▸ REQUIREMENT:
Can the data below be set down again exactly, line for line?

▸ LISTED RECORDS:
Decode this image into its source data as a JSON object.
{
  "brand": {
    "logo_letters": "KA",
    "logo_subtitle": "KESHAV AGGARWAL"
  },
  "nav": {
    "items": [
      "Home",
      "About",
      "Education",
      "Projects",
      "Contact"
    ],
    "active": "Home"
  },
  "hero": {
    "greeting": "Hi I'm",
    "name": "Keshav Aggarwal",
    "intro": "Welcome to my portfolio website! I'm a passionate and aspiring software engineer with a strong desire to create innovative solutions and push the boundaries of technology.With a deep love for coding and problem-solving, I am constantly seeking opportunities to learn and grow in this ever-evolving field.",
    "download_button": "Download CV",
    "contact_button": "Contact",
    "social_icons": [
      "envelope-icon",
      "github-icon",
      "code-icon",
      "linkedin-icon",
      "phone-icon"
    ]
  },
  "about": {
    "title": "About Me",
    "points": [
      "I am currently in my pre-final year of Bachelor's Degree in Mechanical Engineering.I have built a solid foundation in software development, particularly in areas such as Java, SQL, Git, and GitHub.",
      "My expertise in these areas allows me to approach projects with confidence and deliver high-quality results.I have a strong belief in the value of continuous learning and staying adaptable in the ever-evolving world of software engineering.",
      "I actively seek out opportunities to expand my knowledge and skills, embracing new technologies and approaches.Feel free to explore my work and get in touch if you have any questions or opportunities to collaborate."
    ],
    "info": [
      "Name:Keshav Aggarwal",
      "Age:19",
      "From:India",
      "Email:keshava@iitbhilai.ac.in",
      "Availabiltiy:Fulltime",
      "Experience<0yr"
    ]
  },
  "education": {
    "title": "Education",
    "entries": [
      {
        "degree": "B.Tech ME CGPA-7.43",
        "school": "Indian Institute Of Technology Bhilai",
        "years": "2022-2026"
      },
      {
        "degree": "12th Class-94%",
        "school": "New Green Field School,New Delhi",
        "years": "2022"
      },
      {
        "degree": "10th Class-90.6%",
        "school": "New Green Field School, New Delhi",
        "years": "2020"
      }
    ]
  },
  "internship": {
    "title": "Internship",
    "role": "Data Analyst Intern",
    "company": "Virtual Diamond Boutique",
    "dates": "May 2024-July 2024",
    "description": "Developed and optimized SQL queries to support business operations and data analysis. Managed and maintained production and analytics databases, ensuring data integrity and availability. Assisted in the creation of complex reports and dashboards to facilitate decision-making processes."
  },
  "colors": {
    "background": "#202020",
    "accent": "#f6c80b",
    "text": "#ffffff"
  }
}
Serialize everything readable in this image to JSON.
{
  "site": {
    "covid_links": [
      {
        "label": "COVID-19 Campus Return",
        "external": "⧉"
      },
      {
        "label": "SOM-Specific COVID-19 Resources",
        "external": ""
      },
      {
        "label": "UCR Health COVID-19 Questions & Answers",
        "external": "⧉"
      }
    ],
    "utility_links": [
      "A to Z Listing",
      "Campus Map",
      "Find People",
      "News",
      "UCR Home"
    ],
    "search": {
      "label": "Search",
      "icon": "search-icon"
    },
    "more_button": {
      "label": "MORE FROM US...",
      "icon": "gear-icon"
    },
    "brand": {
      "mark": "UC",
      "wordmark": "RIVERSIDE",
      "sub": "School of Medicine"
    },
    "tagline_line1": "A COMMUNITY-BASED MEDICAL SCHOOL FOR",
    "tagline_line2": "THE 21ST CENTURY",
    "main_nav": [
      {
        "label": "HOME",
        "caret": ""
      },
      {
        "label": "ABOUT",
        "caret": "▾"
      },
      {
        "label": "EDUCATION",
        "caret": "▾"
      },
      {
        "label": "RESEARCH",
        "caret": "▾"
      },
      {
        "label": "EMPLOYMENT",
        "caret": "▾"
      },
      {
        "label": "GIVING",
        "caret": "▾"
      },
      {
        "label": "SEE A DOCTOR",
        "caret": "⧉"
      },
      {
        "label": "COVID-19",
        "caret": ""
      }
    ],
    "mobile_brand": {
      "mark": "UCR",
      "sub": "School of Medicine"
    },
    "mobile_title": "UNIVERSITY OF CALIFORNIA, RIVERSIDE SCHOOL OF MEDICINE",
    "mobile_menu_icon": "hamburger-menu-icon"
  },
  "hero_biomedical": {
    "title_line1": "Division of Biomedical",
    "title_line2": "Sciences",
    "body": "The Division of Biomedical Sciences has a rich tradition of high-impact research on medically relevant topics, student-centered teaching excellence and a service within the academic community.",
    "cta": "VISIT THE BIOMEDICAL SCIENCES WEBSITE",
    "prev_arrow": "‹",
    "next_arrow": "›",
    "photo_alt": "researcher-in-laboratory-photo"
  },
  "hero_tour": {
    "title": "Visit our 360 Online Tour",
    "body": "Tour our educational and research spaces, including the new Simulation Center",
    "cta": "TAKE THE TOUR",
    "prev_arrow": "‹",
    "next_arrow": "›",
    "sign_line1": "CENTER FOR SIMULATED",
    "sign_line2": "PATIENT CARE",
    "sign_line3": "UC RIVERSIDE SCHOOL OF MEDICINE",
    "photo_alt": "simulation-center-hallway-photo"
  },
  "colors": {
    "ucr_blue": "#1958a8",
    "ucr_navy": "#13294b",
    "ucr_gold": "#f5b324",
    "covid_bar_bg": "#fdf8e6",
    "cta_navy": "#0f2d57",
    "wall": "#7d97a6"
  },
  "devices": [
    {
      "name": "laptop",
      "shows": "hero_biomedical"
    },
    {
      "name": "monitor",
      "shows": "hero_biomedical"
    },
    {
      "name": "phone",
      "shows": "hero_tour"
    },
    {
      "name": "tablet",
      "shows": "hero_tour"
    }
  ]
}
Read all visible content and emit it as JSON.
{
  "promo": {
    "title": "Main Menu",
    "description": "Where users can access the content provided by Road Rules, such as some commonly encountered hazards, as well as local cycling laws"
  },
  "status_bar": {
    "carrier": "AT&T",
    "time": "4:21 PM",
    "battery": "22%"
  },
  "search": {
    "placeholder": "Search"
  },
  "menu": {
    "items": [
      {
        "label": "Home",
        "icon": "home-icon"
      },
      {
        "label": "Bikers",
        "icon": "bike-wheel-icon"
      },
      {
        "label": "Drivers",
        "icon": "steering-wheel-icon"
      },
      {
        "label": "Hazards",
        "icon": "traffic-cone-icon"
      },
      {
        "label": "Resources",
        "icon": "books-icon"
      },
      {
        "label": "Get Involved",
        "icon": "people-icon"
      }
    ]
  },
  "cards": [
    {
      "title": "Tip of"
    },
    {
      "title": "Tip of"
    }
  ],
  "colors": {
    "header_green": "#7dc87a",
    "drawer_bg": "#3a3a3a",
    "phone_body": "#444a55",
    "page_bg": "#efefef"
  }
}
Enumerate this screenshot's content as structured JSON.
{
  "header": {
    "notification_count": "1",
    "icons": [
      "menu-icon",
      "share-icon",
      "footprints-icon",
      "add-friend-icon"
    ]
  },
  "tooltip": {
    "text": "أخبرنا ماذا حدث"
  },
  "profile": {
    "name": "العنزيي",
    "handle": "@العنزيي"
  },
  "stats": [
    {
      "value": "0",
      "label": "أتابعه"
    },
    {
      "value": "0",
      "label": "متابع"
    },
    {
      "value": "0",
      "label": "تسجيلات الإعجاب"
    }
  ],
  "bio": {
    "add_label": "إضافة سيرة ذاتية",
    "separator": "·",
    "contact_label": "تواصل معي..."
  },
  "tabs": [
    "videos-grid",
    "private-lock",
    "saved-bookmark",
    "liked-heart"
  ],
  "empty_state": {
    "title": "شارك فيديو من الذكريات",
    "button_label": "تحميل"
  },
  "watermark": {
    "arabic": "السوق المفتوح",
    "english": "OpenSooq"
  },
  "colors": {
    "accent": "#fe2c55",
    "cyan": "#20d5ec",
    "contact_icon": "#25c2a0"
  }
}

▸ THE COMPLETED TASK:
Decode this image into its source data as a JSON object.
{
  "brand": {
    "logo_letters": "KA",
    "logo_subtitle": "KESHAV AGGARWAL"
  },
  "nav": {
    "items": [
      "Home",
      "About",
      "Education",
      "Projects",
      "Contact"
    ],
    "active": "Home"
  },
  "hero": {
    "greeting": "Hi I'm",
    "name": "Keshav Aggarwal",
    "intro": "Welcome to my portfolio website! I'm a passionate and aspiring software engineer with a strong desire to create innovative solutions and push the boundaries of technology.With a deep love for coding and problem-solving, I am constantly seeking opportunities to learn and grow in this ever-evolving field.",
    "download_button": "Download CV",
    "contact_button": "Contact",
    "social_icons": [
      "envelope-icon",
      "github-icon",
      "code-icon",
      "linkedin-icon",
      "phone-icon"
    ]
  },
  "about": {
    "title": "About Me",
    "points": [
      "I am currently in my pre-final year of Bachelor's Degree in Mechanical Engineering.I have built a solid foundation in software development, particularly in areas such as Java, SQL, Git, and GitHub.",
      "My expertise in these areas allows me to approach projects with confidence and deliver high-quality results.I have a strong belief in the value of continuous learning and staying adaptable in the ever-evolving world of software engineering.",
      "I actively seek out opportunities to expand my knowledge and skills, embracing new technologies and approaches.Feel free to explore my work and get in touch if you have any questions or opportunities to collaborate."
    ],
    "info": [
      "Name:Keshav Aggarwal",
      "Age:19",
      "From:India",
      "Email:keshava@iitbhilai.ac.in",
      "Availabiltiy:Fulltime",
      "Experience<0yr"
    ]
  },
  "education": {
    "title": "Education",
    "entries": [
      {
        "degree": "B.Tech ME CGPA-7.43",
        "school": "Indian Institute Of Technology Bhilai",
        "years": "2022-2026"
      },
      {
        "degree": "12th Class-94%",
        "school": "New Green Field School,New Delhi",
        "years": "2022"
      },
      {
        "degree": "10th Class-90.6%",
        "school": "New Green Field School, New Delhi",
        "years": "2020"
      }
    ]
  },
  "internship": {
    "title": "Internship",
    "role": "Data Analyst Intern",
    "company": "Virtual Diamond Boutique",
    "dates": "May 2024-July 2024",
    "description": "Developed and optimized SQL queries to support business operations and data analysis. Managed and maintained production and analytics databases, ensuring data integrity and availability. Assisted in the creation of complex reports and dashboards to facilitate decision-making processes."
  },
  "colors": {
    "background": "#202020",
    "accent": "#f6c80b",
    "text": "#ffffff"
  }
}
Serialize everything readable in this image to JSON.
{
  "site": {
    "covid_links": [
      {
        "label": "COVID-19 Campus Return",
        "external": "⧉"
      },
      {
        "label": "SOM-Specific COVID-19 Resources",
        "external": ""
      },
      {
        "label": "UCR Health COVID-19 Questions & Answers",
        "external": "⧉"
      }
    ],
    "utility_links": [
      "A to Z Listing",
      "Campus Map",
      "Find People",
      "News",
      "UCR Home"
    ],
    "search": {
      "label": "Search",
      "icon": "search-icon"
    },
    "more_button": {
      "label": "MORE FROM US...",
      "icon": "gear-icon"
    },
    "brand": {
      "mark": "UC",
      "wordmark": "RIVERSIDE",
      "sub": "School of Medicine"
    },
    "tagline_line1": "A COMMUNITY-BASED MEDICAL SCHOOL FOR",
    "tagline_line2": "THE 21ST CENTURY",
    "main_nav": [
      {
        "label": "HOME",
        "caret": ""
      },
      {
        "label": "ABOUT",
        "caret": "▾"
      },
      {
        "label": "EDUCATION",
        "caret": "▾"
      },
      {
        "label": "RESEARCH",
        "caret": "▾"
      },
      {
        "label": "EMPLOYMENT",
        "caret": "▾"
      },
      {
        "label": "GIVING",
        "caret": "▾"
      },
      {
        "label": "SEE A DOCTOR",
        "caret": "⧉"
      },
      {
        "label": "COVID-19",
        "caret": ""
      }
    ],
    "mobile_brand": {
      "mark": "UCR",
      "sub": "School of Medicine"
    },
    "mobile_title": "UNIVERSITY OF CALIFORNIA, RIVERSIDE SCHOOL OF MEDICINE",
    "mobile_menu_icon": "hamburger-menu-icon"
  },
  "hero_biomedical": {
    "title_line1": "Division of Biomedical",
    "title_line2": "Sciences",
    "body": "The Division of Biomedical Sciences has a rich tradition of high-impact research on medically relevant topics, student-centered teaching excellence and a service within the academic community.",
    "cta": "VISIT THE BIOMEDICAL SCIENCES WEBSITE",
    "prev_arrow": "‹",
    "next_arrow": "›",
    "photo_alt": "researcher-in-laboratory-photo"
  },
  "hero_tour": {
    "title": "Visit our 360 Online Tour",
    "body": "Tour our educational and research spaces, including the new Simulation Center",
    "cta": "TAKE THE TOUR",
    "prev_arrow": "‹",
    "next_arrow": "›",
    "sign_line1": "CENTER FOR SIMULATED",
    "sign_line2": "PATIENT CARE",
    "sign_line3": "UC RIVERSIDE SCHOOL OF MEDICINE",
    "photo_alt": "simulation-center-hallway-photo"
  },
  "colors": {
    "ucr_blue": "#1958a8",
    "ucr_navy": "#13294b",
    "ucr_gold": "#f5b324",
    "covid_bar_bg": "#fdf8e6",
    "cta_navy": "#0f2d57",
    "wall": "#7d97a6"
  },
  "devices": [
    {
      "name": "laptop",
      "shows": "hero_biomedical"
    },
    {
      "name": "monitor",
      "shows": "hero_biomedical"
    },
    {
      "name": "phone",
      "shows": "hero_tour"
    },
    {
      "name": "tablet",
      "shows": "hero_tour"
    }
  ]
}
Read all visible content and emit it as JSON.
{
  "promo": {
    "title": "Main Menu",
    "description": "Where users can access the content provided by Road Rules, such as some commonly encountered hazards, as well as local cycling laws"
  },
  "status_bar": {
    "carrier": "AT&T",
    "time": "4:21 PM",
    "battery": "22%"
  },
  "search": {
    "placeholder": "Search"
  },
  "menu": {
    "items": [
      {
        "label": "Home",
        "icon": "home-icon"
      },
      {
        "label": "Bikers",
        "icon": "bike-wheel-icon"
      },
      {
        "label": "Drivers",
        "icon": "steering-wheel-icon"
      },
      {
        "label": "Hazards",
        "icon": "traffic-cone-icon"
      },
      {
        "label": "Resources",
        "icon": "books-icon"
      },
      {
        "label": "Get Involved",
        "icon": "people-icon"
      }
    ]
  },
  "cards": [
    {
      "title": "Tip of"
    },
    {
      "title": "Tip of"
    }
  ],
  "colors": {
    "header_green": "#7dc87a",
    "drawer_bg": "#3a3a3a",
    "phone_body": "#444a55",
    "page_bg": "#efefef"
  }
}
Enumerate this screenshot's content as structured JSON.
{
  "header": {
    "notification_count": "1",
    "icons": [
      "menu-icon",
      "share-icon",
      "footprints-icon",
      "add-friend-icon"
    ]
  },
  "tooltip": {
    "text": "أخبرنا ماذا حدث"
  },
  "profile": {
    "name": "العنزيي",
    "handle": "@العنزيي"
  },
  "stats": [
    {
      "value": "0",
      "label": "أتابعه"
    },
    {
      "value": "0",
      "label": "متابع"
    },
    {
      "value": "0",
      "label": "تسجيلات الإعجاب"
    }
  ],
  "bio": {
    "add_label": "إضافة سيرة ذاتية",
    "separator": "·",
    "contact_label": "تواصل معي..."
  },
  "tabs": [
    "videos-grid",
    "private-lock",
    "saved-bookmark",
    "liked-heart"
  ],
  "empty_state": {
    "title": "شارك فيديو من الذكريات",
    "button_label": "تحميل"
  },
  "watermark": {
    "arabic": "السوق المفتوح",
    "english": "OpenSooq"
  },
  "colors": {
    "accent": "#fe2c55",
    "cyan": "#20d5ec",
    "contact_icon": "#25c2a0"
  }
}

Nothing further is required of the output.